* Start Given information *

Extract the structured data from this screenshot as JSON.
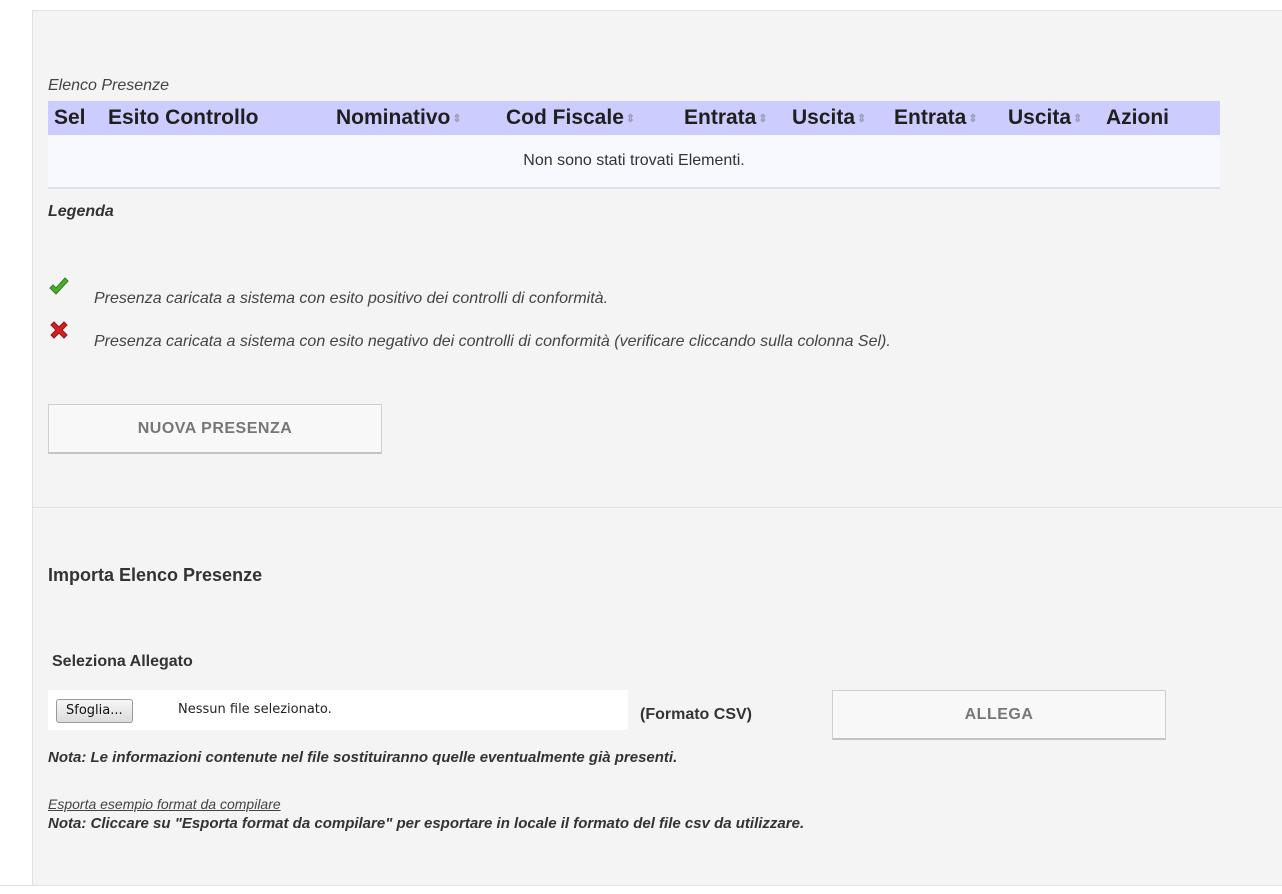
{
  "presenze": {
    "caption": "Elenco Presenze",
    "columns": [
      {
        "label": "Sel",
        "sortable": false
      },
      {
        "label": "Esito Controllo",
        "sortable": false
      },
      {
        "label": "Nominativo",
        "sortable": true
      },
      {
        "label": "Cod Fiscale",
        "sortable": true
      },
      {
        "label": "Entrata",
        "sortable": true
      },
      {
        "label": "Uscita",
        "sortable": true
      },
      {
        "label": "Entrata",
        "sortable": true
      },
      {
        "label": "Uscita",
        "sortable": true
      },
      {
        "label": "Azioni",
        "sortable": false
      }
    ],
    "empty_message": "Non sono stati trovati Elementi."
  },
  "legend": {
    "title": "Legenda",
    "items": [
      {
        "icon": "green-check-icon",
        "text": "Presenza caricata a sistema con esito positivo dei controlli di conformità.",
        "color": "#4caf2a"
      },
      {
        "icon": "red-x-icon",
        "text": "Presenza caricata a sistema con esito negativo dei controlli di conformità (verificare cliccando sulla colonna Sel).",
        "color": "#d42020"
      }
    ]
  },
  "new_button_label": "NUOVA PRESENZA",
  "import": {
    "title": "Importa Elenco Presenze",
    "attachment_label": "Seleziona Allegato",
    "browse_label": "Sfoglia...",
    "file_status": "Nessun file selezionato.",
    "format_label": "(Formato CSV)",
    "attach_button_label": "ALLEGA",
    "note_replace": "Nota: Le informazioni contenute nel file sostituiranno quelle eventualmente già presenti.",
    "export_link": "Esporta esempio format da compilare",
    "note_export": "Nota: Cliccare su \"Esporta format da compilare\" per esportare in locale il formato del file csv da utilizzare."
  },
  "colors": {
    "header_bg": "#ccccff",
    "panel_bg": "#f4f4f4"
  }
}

* End Given information *
* Start Given information *

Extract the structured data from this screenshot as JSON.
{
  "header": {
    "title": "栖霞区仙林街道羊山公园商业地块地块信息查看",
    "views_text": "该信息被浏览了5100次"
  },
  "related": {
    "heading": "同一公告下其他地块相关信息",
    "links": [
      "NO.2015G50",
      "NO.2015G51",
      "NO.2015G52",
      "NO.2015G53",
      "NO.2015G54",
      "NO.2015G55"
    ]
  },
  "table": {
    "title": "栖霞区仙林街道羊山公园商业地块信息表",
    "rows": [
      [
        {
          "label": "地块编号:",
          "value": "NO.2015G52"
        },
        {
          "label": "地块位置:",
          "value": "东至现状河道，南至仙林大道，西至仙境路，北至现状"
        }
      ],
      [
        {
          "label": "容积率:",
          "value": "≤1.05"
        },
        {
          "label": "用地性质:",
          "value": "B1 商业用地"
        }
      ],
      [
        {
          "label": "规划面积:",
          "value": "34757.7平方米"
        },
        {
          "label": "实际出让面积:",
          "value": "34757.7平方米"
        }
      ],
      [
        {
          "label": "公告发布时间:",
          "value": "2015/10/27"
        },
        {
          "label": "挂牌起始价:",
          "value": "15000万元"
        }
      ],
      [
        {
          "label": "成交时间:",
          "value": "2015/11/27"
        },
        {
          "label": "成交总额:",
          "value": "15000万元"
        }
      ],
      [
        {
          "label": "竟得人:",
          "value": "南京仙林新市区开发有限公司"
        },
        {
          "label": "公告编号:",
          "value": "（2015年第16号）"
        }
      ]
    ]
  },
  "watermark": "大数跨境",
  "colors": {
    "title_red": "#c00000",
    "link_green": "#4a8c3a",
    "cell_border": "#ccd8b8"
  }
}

* End Given information *
* Start Given information *

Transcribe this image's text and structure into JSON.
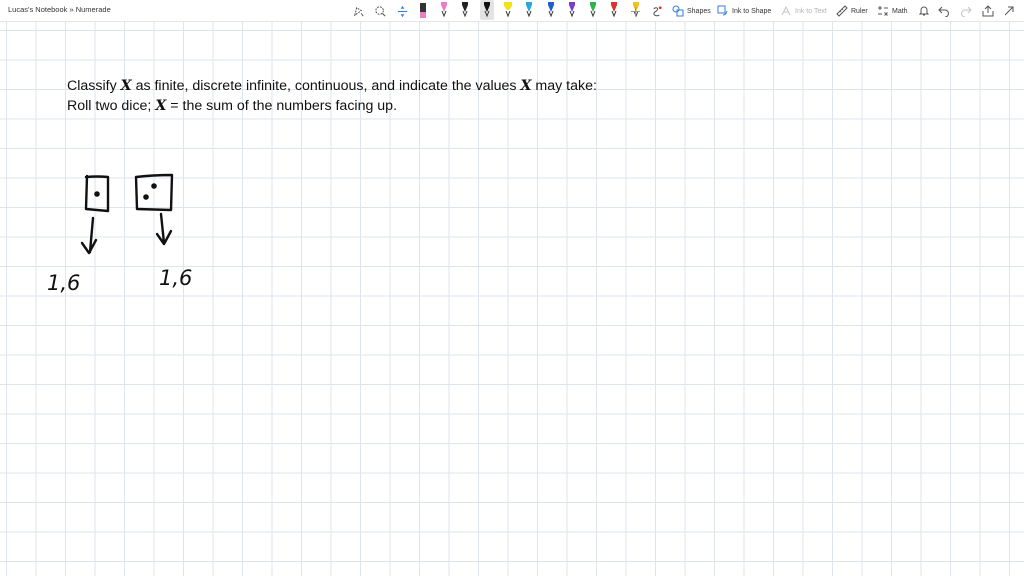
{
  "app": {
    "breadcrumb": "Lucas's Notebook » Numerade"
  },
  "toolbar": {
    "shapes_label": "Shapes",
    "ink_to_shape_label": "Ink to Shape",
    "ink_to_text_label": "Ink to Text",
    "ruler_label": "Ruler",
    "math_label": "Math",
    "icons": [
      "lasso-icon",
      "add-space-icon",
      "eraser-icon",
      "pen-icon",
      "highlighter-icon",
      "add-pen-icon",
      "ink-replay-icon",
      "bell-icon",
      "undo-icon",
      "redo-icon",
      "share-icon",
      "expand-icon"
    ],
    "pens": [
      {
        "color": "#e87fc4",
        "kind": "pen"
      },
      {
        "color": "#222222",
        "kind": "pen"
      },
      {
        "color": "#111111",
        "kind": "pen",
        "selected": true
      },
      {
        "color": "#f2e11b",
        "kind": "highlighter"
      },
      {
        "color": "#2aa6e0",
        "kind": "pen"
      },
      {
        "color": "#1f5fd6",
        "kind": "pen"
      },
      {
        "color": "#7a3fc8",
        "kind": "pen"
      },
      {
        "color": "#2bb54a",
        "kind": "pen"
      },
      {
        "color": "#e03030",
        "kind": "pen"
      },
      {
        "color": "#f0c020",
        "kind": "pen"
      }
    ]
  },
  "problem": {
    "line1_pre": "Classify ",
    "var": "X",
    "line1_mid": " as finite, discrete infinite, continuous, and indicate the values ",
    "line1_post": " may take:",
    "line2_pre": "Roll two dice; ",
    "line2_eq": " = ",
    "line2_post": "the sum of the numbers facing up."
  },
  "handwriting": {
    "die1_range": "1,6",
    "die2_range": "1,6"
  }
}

* End Given information *

§ **Exercise prompt**
Every line that holds the word "compilare" counts once; state the total number of such lines and nothing else.

§ **Solution to the exercise**
2